- [AIM OF THE EXERCISE] Return only the number of lines that hold "announcements".

---- SUPPLIED DATA

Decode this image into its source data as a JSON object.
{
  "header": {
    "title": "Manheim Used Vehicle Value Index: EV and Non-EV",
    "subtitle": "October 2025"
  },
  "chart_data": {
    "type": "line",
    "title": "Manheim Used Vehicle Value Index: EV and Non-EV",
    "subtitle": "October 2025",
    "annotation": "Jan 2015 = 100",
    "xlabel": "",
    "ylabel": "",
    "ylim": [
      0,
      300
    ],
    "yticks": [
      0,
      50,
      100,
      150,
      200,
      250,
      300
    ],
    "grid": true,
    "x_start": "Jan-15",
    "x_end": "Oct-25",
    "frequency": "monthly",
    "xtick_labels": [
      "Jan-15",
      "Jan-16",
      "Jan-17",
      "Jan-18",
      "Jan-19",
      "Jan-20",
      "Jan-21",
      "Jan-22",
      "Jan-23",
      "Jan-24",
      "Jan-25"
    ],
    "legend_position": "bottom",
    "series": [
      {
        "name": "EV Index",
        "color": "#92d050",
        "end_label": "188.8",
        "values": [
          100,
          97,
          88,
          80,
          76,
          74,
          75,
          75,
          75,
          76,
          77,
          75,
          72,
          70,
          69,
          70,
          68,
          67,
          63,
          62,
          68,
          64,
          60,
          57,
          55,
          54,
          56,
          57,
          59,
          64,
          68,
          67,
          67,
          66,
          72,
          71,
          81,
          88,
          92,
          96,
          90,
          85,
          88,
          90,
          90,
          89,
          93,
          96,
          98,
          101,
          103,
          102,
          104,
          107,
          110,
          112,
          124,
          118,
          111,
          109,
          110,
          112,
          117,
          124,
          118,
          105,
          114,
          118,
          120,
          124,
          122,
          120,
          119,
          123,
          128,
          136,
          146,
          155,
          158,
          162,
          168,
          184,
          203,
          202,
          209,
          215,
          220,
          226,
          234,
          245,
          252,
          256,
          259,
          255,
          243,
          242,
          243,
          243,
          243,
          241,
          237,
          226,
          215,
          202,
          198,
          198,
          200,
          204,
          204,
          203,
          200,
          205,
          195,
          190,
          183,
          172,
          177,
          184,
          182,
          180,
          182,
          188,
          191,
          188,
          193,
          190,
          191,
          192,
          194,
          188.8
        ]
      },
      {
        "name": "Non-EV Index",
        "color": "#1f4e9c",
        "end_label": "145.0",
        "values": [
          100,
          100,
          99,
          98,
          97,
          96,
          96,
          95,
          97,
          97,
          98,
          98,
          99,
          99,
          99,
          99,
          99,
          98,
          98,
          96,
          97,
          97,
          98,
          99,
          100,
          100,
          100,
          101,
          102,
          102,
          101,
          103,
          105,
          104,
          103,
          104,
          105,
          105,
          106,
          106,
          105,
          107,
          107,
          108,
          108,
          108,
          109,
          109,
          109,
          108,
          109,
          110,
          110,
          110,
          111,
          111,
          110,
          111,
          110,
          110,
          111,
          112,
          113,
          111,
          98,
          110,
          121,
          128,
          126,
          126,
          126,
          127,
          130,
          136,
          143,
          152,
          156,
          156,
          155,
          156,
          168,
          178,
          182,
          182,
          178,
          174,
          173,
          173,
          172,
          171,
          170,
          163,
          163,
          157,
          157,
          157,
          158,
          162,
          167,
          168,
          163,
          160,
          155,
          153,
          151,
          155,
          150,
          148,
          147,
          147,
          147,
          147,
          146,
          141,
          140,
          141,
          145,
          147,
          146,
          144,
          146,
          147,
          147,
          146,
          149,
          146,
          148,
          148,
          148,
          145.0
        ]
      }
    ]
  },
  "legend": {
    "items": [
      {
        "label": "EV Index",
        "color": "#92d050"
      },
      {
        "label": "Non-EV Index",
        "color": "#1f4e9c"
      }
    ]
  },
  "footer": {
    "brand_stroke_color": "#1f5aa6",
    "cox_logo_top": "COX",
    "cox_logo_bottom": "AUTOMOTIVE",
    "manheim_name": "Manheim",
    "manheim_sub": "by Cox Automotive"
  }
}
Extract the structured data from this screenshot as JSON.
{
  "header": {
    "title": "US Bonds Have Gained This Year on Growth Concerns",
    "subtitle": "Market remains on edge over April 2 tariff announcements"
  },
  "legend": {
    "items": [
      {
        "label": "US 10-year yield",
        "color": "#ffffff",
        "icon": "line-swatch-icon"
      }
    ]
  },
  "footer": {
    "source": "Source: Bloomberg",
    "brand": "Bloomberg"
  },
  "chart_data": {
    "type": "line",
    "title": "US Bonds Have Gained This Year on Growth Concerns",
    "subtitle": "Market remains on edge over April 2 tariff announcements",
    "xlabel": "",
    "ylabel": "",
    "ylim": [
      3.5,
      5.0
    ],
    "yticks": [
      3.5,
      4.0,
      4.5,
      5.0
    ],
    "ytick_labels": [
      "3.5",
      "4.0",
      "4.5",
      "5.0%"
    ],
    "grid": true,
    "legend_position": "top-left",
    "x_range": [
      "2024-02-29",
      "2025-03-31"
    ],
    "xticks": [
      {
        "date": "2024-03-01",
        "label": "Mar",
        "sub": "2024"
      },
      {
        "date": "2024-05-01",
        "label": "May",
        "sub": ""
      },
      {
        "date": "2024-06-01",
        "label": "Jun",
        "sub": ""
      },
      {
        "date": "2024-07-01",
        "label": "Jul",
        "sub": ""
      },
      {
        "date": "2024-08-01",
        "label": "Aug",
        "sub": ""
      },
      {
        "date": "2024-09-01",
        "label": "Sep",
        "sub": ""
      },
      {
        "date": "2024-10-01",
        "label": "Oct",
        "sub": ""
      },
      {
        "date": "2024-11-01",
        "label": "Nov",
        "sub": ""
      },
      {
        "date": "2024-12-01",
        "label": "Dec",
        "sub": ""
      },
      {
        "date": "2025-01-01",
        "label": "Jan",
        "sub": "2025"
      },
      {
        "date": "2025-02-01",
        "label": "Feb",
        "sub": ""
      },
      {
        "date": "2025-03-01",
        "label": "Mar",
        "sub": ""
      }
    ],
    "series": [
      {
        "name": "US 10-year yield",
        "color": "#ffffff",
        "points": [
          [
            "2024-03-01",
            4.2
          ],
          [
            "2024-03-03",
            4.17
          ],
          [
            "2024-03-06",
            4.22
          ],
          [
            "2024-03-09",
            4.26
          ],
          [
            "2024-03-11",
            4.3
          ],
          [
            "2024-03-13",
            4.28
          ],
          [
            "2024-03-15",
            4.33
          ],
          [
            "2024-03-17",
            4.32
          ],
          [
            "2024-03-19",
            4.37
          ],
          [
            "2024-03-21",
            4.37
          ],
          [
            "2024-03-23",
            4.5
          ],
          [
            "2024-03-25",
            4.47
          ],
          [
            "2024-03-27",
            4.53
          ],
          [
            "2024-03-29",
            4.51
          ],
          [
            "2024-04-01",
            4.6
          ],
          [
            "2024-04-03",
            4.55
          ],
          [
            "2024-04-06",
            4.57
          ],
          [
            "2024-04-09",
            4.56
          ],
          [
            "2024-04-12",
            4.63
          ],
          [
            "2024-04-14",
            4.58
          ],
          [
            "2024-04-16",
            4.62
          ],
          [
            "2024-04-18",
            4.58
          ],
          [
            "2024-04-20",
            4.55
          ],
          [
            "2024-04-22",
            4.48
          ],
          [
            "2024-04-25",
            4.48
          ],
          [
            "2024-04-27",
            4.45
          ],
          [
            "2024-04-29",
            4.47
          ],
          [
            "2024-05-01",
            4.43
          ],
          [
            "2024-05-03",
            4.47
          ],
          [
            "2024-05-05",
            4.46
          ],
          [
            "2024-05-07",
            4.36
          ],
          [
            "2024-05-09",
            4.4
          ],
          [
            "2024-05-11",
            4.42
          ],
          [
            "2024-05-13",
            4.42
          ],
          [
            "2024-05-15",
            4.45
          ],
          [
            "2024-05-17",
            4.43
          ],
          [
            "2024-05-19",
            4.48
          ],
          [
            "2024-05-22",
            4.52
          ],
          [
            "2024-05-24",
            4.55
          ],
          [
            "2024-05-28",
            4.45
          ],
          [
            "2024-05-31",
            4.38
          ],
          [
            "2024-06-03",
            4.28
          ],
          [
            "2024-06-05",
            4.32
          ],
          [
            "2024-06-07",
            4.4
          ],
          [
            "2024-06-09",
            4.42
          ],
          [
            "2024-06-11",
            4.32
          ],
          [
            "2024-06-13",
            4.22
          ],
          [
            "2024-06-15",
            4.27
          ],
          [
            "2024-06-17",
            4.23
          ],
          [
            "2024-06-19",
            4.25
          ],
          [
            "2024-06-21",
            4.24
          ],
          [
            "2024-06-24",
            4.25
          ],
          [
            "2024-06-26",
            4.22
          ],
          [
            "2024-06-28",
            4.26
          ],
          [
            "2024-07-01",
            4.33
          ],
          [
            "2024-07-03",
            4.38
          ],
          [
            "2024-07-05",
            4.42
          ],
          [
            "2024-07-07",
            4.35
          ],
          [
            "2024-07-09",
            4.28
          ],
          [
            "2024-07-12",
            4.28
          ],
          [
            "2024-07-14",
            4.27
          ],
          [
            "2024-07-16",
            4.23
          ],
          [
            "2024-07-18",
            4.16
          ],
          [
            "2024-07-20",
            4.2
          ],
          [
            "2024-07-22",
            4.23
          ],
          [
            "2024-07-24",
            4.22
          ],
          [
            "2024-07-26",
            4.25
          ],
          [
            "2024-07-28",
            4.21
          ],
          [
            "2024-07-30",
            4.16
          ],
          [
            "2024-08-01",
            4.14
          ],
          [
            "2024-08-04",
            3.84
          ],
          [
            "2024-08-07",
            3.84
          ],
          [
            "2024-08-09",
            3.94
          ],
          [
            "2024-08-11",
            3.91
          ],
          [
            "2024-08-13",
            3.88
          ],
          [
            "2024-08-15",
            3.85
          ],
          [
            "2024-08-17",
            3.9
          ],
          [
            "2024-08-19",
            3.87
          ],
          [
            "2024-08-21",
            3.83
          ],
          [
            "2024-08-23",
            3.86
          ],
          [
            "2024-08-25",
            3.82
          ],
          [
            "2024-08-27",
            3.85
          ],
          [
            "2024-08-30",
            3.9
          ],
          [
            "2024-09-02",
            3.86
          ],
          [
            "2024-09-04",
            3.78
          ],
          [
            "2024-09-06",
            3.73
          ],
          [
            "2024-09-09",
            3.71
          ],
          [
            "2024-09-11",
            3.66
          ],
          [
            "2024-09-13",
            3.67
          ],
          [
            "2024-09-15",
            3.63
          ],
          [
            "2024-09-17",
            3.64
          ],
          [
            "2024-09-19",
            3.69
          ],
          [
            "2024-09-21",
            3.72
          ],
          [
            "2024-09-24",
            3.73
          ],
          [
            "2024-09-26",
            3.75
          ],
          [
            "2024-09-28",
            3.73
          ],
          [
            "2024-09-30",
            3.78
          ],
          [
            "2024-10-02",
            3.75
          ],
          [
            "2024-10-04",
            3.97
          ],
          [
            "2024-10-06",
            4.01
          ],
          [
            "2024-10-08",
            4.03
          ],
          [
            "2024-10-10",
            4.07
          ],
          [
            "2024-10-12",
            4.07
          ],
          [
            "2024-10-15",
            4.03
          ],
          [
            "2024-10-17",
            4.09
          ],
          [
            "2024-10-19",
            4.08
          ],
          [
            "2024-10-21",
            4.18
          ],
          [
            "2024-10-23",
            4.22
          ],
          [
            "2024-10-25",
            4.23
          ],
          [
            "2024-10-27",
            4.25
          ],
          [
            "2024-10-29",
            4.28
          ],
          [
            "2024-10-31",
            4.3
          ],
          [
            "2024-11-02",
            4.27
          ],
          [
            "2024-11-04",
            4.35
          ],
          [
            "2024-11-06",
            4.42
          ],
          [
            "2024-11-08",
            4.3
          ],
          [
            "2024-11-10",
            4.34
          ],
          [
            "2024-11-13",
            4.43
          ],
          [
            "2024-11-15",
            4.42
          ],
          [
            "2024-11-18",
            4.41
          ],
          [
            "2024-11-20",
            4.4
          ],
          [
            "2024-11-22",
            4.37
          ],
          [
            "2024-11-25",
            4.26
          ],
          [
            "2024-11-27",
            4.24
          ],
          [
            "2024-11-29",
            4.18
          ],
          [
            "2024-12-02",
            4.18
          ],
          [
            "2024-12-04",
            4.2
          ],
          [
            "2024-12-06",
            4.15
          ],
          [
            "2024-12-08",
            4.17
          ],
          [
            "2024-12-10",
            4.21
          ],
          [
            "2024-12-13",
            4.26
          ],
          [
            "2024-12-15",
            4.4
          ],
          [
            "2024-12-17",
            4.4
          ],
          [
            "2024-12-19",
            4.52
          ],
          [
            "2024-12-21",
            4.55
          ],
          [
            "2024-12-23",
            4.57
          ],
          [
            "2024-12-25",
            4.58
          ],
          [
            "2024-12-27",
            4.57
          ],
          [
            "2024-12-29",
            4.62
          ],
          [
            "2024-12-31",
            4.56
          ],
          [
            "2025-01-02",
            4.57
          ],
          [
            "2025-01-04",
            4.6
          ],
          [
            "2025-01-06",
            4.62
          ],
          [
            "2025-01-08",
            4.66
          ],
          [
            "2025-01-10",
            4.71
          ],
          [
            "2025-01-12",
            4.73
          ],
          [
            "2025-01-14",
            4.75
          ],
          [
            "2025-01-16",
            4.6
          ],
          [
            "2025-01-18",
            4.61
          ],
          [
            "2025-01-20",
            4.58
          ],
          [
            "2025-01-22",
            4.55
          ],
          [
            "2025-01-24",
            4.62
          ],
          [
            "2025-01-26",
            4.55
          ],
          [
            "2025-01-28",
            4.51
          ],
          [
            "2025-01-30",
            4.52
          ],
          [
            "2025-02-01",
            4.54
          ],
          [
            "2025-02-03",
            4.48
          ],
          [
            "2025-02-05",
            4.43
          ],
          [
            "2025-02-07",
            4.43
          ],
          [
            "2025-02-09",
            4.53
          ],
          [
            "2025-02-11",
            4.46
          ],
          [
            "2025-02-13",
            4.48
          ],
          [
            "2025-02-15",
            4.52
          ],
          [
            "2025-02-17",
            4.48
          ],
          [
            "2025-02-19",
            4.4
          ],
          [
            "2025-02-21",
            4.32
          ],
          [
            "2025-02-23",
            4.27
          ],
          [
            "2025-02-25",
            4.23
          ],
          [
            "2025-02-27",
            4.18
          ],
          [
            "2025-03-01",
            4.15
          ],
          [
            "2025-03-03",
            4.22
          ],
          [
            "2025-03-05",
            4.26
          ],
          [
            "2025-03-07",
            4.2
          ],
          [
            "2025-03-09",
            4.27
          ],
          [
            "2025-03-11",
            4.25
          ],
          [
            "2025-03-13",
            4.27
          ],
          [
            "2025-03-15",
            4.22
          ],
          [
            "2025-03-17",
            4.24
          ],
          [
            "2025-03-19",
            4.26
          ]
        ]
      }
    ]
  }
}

--------

- [EXPECTED OUTPUT] 2